### TASK DETAILS:
Every line that includes the word "comment" is to be listed.

### RECORDED DATA:
══════

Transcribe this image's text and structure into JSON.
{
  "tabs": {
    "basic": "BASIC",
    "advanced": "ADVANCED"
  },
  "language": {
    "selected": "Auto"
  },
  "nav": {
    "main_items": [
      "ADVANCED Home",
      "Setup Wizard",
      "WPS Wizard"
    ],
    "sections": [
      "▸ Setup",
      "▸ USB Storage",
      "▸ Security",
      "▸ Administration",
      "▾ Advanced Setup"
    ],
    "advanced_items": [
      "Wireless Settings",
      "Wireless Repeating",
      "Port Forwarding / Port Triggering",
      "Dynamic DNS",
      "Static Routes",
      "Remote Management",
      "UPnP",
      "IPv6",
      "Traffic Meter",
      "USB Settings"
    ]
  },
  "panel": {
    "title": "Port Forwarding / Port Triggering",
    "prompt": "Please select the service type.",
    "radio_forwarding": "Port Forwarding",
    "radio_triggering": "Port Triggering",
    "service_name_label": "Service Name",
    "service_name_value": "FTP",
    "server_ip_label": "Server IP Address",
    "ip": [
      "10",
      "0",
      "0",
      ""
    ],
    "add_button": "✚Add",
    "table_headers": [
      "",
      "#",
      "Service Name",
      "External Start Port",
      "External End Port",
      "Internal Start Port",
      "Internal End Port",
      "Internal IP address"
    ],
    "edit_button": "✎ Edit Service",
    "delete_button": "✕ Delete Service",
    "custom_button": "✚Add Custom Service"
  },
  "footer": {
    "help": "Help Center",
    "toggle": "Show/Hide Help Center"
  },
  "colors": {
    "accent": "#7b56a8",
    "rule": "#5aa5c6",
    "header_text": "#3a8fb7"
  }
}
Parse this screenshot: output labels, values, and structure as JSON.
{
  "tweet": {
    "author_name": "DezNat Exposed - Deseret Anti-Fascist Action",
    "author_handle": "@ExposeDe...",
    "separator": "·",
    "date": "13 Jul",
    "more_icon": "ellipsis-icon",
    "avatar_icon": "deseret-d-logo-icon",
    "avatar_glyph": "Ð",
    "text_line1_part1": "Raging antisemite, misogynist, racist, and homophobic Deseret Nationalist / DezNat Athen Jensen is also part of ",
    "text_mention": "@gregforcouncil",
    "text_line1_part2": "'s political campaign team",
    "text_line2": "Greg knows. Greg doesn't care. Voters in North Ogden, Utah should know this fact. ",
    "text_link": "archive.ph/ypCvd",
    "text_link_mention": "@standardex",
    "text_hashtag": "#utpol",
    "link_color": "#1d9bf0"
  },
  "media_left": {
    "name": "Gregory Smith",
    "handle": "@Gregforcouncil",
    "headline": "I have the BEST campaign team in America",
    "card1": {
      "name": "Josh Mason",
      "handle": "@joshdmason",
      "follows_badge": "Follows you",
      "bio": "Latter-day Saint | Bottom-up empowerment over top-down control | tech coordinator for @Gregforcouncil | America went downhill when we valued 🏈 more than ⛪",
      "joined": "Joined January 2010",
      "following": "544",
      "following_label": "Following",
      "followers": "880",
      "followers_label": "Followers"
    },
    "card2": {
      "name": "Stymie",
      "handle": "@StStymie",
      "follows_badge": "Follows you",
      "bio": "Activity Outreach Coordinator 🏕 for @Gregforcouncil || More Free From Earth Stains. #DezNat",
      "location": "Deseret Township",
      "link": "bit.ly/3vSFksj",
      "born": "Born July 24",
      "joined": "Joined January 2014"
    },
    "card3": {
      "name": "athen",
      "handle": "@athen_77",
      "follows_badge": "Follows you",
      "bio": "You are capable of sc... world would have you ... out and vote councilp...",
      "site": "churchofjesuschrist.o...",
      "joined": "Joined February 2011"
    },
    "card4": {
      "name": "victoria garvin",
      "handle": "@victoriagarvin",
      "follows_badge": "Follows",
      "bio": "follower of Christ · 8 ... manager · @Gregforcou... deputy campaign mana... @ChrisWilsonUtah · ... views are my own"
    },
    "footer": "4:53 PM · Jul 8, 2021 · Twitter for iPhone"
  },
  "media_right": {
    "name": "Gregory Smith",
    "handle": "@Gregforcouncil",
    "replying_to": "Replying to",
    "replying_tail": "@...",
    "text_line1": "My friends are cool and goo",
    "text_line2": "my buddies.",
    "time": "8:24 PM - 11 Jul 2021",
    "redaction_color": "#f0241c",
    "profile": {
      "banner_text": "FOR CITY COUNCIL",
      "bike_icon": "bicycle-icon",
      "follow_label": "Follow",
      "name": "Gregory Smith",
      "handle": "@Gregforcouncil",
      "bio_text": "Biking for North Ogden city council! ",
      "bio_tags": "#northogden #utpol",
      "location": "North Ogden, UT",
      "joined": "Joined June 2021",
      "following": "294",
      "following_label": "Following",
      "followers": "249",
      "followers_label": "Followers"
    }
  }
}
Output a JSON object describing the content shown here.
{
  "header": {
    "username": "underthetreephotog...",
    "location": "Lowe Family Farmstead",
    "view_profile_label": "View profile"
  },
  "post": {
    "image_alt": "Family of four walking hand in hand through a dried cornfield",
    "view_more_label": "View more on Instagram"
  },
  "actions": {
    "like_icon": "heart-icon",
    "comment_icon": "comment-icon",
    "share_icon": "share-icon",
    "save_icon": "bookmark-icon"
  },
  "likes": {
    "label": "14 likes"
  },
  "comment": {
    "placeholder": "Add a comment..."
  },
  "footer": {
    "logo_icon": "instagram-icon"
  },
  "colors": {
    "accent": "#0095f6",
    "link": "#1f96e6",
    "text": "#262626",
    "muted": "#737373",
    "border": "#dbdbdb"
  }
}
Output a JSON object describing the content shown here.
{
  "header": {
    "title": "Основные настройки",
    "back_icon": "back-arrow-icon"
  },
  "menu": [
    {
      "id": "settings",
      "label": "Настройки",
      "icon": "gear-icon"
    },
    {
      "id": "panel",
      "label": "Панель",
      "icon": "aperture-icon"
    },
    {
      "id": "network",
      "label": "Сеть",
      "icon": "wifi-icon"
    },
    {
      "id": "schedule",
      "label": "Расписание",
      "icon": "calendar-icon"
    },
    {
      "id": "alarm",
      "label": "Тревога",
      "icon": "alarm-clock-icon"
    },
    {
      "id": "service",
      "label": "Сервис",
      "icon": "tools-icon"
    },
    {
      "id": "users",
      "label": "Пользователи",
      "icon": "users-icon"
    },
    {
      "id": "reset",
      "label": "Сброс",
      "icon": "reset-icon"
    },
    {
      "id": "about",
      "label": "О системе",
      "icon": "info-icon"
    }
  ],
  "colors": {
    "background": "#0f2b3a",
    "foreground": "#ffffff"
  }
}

══════

### RESPONSE:
    "comment_icon": "comment-icon",
  "comment": {
    "placeholder": "Add a comment..."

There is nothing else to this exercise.